#### Task instructions
Find and return each line containing "Паушальный".

#### Records from a data source
★ ★ ★ ★ ★
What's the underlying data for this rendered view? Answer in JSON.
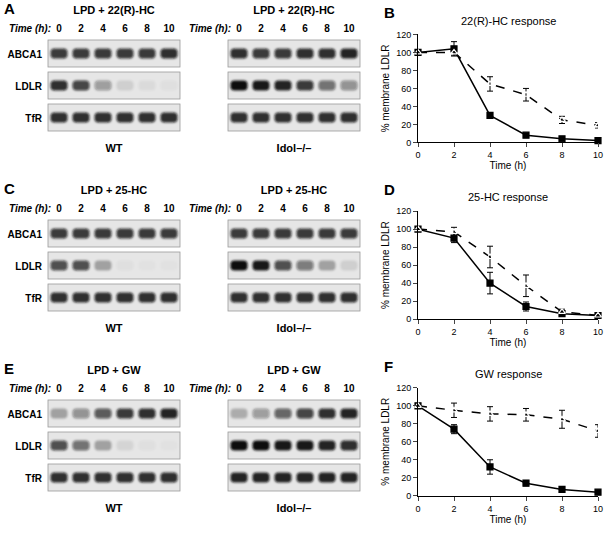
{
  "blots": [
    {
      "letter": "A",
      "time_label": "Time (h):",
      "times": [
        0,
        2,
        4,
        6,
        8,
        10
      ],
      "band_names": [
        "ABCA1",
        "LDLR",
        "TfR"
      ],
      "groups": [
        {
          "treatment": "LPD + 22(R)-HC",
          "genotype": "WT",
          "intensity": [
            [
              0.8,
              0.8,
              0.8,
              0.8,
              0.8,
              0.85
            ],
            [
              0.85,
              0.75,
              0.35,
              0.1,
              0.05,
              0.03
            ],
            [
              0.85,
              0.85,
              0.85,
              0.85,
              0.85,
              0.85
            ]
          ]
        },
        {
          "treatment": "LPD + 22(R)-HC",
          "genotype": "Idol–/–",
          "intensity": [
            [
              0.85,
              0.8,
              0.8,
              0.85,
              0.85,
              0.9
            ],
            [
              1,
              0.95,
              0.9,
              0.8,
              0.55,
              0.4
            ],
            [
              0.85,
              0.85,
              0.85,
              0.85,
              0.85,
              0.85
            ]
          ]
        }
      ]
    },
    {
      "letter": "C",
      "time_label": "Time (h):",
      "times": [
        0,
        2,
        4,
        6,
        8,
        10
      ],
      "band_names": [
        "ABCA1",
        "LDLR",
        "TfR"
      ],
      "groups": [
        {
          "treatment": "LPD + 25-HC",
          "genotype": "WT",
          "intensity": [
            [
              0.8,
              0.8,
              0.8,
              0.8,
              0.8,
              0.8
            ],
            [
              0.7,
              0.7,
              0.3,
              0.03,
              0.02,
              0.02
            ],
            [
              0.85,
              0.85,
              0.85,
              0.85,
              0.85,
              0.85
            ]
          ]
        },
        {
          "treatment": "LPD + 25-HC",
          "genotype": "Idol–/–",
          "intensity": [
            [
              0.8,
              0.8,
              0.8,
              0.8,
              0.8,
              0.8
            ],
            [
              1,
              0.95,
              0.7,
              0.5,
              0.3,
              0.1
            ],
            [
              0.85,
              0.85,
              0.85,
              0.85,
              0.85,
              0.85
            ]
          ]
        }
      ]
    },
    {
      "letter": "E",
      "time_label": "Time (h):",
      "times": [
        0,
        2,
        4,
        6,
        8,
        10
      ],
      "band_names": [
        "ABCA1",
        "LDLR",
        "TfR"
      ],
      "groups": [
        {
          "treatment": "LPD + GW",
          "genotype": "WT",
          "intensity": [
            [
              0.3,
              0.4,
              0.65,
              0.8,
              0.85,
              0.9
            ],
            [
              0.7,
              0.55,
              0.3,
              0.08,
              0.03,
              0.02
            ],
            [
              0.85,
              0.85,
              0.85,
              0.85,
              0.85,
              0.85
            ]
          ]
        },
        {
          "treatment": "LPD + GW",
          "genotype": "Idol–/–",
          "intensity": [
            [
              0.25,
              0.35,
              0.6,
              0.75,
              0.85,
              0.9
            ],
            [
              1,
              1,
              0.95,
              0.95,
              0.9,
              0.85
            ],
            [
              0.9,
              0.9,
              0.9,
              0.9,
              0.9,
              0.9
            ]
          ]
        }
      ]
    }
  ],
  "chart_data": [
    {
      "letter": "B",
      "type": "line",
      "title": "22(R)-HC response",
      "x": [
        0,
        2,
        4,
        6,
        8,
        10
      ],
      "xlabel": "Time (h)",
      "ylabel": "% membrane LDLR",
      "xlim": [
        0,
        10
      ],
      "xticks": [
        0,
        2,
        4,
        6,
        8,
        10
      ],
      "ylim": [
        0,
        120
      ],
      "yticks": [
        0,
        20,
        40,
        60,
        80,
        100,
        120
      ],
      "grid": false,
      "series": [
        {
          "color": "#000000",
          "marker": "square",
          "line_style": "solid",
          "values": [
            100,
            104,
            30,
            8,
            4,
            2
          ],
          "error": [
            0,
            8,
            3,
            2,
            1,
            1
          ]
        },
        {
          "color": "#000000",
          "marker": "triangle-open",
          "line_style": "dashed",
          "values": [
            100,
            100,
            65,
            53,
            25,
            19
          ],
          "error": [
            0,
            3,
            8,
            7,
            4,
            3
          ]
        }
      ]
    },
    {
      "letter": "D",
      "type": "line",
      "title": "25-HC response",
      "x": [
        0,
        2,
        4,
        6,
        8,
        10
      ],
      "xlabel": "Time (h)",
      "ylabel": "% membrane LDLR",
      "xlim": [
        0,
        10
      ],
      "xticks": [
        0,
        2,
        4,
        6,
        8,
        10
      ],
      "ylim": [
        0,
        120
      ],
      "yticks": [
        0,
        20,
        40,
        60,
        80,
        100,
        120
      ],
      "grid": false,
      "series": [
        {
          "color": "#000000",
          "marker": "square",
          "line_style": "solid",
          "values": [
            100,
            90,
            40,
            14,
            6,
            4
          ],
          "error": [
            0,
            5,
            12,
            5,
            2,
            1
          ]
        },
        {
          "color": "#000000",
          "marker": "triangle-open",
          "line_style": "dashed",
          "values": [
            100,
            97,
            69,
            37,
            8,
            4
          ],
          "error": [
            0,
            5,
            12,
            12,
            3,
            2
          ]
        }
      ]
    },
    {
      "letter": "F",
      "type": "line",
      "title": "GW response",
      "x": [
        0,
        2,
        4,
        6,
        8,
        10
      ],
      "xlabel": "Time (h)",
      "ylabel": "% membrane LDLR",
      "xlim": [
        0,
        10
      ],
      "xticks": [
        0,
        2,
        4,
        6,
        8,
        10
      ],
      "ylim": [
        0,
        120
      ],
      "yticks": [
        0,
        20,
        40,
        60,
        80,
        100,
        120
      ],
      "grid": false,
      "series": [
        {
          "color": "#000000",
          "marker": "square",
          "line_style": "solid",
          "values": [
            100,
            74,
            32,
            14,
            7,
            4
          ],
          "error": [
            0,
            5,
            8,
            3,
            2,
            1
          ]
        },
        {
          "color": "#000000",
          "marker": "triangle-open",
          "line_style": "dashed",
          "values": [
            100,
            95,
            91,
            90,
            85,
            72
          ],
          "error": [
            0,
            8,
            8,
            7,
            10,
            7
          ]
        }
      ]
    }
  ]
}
★ ★ ★ ★ ★
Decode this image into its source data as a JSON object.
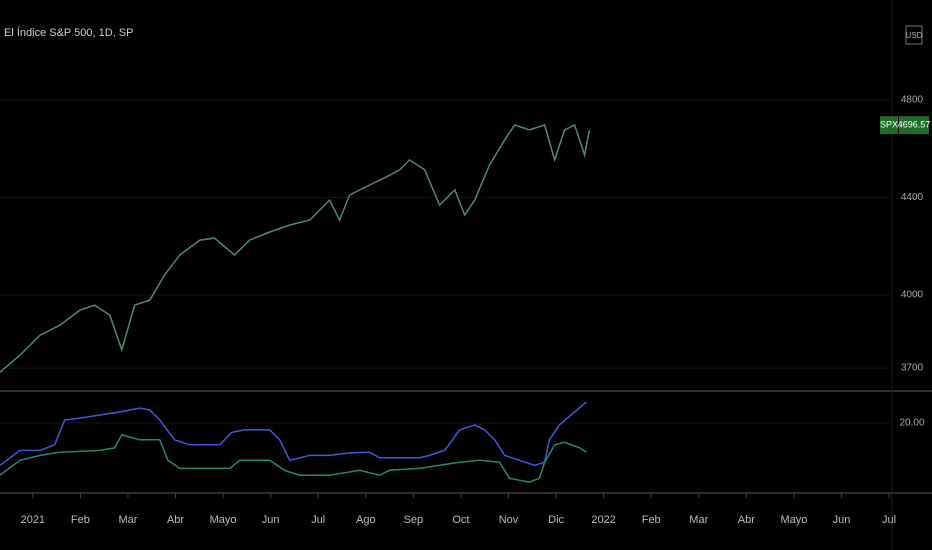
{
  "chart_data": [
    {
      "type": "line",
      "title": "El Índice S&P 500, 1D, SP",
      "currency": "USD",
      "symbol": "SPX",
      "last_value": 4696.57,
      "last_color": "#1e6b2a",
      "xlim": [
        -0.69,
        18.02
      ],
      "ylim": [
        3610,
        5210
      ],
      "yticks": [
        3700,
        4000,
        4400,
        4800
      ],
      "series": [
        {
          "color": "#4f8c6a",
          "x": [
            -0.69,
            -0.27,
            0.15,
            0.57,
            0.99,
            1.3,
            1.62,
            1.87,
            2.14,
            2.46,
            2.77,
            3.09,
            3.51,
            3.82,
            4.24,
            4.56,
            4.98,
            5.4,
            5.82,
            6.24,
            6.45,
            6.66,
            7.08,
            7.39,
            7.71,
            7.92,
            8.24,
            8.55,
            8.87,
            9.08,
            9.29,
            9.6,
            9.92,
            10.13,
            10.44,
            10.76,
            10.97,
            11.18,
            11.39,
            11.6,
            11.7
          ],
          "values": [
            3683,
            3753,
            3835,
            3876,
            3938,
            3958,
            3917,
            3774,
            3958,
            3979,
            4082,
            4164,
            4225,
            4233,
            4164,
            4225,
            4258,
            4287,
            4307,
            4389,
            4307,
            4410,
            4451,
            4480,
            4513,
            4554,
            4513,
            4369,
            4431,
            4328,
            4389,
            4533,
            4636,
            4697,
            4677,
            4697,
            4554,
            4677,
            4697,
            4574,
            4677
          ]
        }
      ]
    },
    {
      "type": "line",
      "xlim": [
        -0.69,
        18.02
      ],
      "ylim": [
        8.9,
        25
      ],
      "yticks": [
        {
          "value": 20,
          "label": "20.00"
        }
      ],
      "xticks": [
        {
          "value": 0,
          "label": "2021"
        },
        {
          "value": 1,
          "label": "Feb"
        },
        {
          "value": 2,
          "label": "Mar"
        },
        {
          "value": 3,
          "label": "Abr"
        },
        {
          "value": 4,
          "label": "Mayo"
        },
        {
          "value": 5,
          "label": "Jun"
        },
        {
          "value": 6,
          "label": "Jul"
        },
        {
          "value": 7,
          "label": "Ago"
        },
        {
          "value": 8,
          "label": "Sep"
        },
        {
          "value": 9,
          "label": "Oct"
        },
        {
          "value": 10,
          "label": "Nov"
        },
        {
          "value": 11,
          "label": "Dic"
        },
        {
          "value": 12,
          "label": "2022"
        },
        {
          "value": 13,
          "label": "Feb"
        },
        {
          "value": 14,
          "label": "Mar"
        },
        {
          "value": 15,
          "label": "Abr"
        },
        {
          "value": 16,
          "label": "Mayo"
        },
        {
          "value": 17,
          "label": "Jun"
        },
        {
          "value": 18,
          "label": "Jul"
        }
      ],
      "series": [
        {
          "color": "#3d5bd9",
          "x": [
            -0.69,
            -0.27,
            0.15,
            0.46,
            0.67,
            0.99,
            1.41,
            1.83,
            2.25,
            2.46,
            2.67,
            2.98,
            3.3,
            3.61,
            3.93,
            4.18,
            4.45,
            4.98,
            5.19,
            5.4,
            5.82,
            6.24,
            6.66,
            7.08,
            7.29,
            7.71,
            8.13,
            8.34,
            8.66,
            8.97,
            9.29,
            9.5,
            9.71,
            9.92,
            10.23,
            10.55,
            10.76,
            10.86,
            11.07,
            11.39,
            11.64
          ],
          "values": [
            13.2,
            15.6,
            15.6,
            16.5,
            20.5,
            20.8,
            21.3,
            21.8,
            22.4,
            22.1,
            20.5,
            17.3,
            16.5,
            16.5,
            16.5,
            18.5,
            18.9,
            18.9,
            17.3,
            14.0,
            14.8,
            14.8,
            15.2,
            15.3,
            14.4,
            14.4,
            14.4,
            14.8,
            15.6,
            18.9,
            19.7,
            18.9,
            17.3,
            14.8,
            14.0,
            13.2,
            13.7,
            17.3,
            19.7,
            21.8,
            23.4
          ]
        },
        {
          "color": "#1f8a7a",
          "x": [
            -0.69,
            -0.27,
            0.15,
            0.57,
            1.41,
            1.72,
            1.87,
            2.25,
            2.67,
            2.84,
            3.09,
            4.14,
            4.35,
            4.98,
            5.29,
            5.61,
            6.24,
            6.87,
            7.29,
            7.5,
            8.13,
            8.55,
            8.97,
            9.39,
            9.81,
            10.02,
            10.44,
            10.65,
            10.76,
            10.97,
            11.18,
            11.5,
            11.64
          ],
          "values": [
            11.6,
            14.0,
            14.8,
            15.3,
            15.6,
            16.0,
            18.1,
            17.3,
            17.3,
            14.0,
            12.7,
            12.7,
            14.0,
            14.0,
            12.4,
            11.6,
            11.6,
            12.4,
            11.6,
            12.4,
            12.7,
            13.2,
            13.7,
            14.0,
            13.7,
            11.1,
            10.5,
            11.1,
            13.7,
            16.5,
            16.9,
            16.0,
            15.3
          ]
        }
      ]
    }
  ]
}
★ ★ ★ ★ ★
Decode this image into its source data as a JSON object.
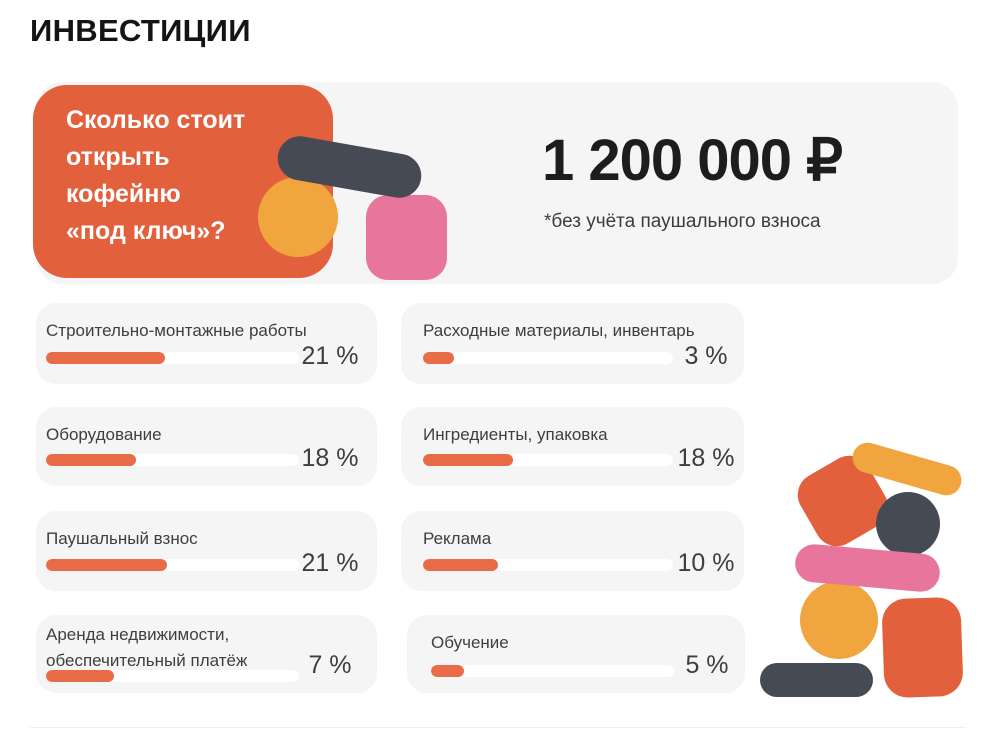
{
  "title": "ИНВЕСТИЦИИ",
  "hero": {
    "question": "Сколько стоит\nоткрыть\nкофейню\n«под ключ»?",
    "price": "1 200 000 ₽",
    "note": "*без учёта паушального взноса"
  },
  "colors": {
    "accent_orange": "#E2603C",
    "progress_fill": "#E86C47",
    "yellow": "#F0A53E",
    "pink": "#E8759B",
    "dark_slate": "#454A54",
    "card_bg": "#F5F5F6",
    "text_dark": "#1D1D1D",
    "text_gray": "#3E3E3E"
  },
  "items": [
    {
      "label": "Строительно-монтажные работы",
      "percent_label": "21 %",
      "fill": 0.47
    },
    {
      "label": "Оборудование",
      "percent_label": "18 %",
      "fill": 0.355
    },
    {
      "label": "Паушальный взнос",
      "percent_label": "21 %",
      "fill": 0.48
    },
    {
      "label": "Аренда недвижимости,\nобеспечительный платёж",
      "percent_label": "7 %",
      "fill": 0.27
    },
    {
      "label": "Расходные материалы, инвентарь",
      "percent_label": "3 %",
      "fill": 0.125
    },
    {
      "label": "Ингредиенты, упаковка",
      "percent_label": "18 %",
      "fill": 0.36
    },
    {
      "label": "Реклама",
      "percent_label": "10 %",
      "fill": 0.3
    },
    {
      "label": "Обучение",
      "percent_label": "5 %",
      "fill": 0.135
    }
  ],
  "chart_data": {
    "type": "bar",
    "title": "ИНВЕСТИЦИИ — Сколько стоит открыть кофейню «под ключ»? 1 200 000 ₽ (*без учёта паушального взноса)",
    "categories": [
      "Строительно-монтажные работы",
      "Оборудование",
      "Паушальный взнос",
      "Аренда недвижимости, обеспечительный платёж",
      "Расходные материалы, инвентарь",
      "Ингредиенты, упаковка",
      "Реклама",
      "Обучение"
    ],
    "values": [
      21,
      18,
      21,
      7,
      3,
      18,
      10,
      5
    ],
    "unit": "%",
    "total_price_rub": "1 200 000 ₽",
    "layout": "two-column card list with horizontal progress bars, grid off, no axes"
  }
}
★ ★ ★ ★ ★
#### Solution for this exercise
      "label": "Паушальный взнос",
      "Паушальный взнос",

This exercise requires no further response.